## Work required
Extract all lines from the data beneath that include the word "into".

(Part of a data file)

:::::

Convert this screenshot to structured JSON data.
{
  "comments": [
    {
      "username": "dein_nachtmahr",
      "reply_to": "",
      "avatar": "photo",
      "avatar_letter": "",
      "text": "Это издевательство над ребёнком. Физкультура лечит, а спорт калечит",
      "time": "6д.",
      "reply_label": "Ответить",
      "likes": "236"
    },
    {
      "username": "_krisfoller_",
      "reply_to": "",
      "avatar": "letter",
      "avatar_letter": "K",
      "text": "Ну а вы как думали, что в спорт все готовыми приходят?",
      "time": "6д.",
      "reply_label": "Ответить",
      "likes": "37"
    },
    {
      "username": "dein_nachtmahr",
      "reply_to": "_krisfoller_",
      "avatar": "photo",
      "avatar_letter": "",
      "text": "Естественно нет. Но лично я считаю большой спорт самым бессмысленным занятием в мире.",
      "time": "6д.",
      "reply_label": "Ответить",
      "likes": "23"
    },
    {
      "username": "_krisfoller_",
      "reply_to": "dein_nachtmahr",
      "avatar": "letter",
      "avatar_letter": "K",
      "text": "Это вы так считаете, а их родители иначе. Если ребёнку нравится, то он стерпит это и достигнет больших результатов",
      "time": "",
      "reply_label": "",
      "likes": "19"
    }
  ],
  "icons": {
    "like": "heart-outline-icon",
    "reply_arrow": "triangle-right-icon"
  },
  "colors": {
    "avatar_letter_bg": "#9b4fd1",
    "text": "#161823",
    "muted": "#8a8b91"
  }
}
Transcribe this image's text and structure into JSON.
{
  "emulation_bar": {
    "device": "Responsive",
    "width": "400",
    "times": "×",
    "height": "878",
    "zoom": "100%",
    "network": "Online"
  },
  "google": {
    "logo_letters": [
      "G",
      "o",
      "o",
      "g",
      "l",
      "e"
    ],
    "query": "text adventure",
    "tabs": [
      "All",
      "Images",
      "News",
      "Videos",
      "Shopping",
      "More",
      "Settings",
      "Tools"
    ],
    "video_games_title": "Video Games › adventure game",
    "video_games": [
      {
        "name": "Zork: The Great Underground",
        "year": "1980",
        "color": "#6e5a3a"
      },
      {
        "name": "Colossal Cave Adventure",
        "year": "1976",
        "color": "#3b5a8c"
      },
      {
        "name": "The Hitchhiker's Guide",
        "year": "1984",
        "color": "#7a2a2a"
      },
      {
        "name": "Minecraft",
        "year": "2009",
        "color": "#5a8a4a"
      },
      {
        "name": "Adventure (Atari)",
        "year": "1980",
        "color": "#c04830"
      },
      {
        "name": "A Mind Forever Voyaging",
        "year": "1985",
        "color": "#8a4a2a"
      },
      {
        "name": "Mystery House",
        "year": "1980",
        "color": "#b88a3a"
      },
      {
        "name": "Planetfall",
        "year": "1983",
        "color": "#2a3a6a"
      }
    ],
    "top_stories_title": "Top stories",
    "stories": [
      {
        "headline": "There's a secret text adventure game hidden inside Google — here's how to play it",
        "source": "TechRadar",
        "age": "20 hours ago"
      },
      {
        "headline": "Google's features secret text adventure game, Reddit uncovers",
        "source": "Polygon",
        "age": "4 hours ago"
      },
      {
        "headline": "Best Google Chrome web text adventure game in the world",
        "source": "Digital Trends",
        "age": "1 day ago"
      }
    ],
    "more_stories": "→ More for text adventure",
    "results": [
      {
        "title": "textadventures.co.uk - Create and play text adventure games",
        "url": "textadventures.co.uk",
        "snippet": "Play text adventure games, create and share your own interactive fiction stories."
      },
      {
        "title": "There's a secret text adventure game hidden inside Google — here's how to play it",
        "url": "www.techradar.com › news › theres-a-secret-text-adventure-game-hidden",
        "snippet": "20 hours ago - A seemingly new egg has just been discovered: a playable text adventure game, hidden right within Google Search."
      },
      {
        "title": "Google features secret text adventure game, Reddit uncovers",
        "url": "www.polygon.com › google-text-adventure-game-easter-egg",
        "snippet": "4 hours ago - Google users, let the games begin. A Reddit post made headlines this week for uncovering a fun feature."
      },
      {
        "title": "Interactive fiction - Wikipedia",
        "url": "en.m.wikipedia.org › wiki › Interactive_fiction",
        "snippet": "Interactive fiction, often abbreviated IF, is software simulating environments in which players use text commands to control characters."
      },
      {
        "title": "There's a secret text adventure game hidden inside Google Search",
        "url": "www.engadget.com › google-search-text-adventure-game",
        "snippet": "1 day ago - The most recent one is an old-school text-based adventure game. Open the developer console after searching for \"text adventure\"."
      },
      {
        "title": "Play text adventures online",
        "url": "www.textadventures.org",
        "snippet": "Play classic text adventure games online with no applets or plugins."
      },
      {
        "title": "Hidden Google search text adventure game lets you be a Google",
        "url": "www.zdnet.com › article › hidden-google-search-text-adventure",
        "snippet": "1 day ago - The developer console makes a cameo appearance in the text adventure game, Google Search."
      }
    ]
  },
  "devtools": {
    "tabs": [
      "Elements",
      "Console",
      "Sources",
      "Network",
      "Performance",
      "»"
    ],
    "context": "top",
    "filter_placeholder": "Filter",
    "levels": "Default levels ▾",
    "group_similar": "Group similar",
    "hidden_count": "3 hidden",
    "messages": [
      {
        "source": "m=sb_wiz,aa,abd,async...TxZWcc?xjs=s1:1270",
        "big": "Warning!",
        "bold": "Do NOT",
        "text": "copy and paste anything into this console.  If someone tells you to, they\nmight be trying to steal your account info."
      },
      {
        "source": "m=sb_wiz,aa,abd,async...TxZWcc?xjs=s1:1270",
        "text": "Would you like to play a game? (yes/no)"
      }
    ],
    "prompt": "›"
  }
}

:::::

## Response to the task
Transcribe this image's text and structure into JSON.
        "text": "copy and paste anything into this console.  If someone tells you to, they\nmight be trying to steal your account info."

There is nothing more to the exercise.